Copy out each line exactly as it appears.
--- Recorded information ---
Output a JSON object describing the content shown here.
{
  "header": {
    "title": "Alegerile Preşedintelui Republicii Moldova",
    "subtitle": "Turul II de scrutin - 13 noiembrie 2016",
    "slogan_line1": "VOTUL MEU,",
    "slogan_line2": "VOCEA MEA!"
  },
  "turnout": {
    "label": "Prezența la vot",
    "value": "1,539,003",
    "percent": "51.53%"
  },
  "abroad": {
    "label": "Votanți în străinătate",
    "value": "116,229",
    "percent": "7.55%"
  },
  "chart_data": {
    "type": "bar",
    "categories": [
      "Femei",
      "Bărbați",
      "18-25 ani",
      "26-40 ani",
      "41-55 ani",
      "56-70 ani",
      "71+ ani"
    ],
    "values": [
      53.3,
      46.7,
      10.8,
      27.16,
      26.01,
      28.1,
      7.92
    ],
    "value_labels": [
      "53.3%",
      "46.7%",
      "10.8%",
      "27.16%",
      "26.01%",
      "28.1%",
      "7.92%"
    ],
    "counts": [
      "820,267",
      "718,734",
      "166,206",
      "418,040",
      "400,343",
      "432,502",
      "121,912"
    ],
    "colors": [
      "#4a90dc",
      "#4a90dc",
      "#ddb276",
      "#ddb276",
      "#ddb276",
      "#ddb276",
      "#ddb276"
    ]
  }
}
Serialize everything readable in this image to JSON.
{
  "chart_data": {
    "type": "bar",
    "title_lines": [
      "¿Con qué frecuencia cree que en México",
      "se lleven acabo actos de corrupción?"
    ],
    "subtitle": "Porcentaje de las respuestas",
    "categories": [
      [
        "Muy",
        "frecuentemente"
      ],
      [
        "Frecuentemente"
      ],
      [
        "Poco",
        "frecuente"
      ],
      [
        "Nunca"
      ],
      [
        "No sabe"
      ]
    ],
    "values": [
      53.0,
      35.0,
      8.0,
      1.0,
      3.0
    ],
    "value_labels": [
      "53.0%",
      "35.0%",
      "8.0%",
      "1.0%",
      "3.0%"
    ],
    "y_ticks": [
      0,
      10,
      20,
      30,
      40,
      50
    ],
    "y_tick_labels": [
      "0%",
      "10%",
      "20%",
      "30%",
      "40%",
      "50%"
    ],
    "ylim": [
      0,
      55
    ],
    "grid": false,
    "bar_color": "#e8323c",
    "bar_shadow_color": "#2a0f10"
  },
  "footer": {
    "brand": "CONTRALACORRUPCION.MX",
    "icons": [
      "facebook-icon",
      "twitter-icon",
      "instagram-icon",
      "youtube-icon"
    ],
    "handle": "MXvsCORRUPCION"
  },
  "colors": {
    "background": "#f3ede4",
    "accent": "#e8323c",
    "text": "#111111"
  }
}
---
**Complete answer:**
Output a JSON object describing the content shown here.
{
  "header": {
    "title": "Alegerile Preşedintelui Republicii Moldova",
    "subtitle": "Turul II de scrutin - 13 noiembrie 2016",
    "slogan_line1": "VOTUL MEU,",
    "slogan_line2": "VOCEA MEA!"
  },
  "turnout": {
    "label": "Prezența la vot",
    "value": "1,539,003",
    "percent": "51.53%"
  },
  "abroad": {
    "label": "Votanți în străinătate",
    "value": "116,229",
    "percent": "7.55%"
  },
  "chart_data": {
    "type": "bar",
    "categories": [
      "Femei",
      "Bărbați",
      "18-25 ani",
      "26-40 ani",
      "41-55 ani",
      "56-70 ani",
      "71+ ani"
    ],
    "values": [
      53.3,
      46.7,
      10.8,
      27.16,
      26.01,
      28.1,
      7.92
    ],
    "value_labels": [
      "53.3%",
      "46.7%",
      "10.8%",
      "27.16%",
      "26.01%",
      "28.1%",
      "7.92%"
    ],
    "counts": [
      "820,267",
      "718,734",
      "166,206",
      "418,040",
      "400,343",
      "432,502",
      "121,912"
    ],
    "colors": [
      "#4a90dc",
      "#4a90dc",
      "#ddb276",
      "#ddb276",
      "#ddb276",
      "#ddb276",
      "#ddb276"
    ]
  }
}
Serialize everything readable in this image to JSON.
{
  "chart_data": {
    "type": "bar",
    "title_lines": [
      "¿Con qué frecuencia cree que en México",
      "se lleven acabo actos de corrupción?"
    ],
    "subtitle": "Porcentaje de las respuestas",
    "categories": [
      [
        "Muy",
        "frecuentemente"
      ],
      [
        "Frecuentemente"
      ],
      [
        "Poco",
        "frecuente"
      ],
      [
        "Nunca"
      ],
      [
        "No sabe"
      ]
    ],
    "values": [
      53.0,
      35.0,
      8.0,
      1.0,
      3.0
    ],
    "value_labels": [
      "53.0%",
      "35.0%",
      "8.0%",
      "1.0%",
      "3.0%"
    ],
    "y_ticks": [
      0,
      10,
      20,
      30,
      40,
      50
    ],
    "y_tick_labels": [
      "0%",
      "10%",
      "20%",
      "30%",
      "40%",
      "50%"
    ],
    "ylim": [
      0,
      55
    ],
    "grid": false,
    "bar_color": "#e8323c",
    "bar_shadow_color": "#2a0f10"
  },
  "footer": {
    "brand": "CONTRALACORRUPCION.MX",
    "icons": [
      "facebook-icon",
      "twitter-icon",
      "instagram-icon",
      "youtube-icon"
    ],
    "handle": "MXvsCORRUPCION"
  },
  "colors": {
    "background": "#f3ede4",
    "accent": "#e8323c",
    "text": "#111111"
  }
}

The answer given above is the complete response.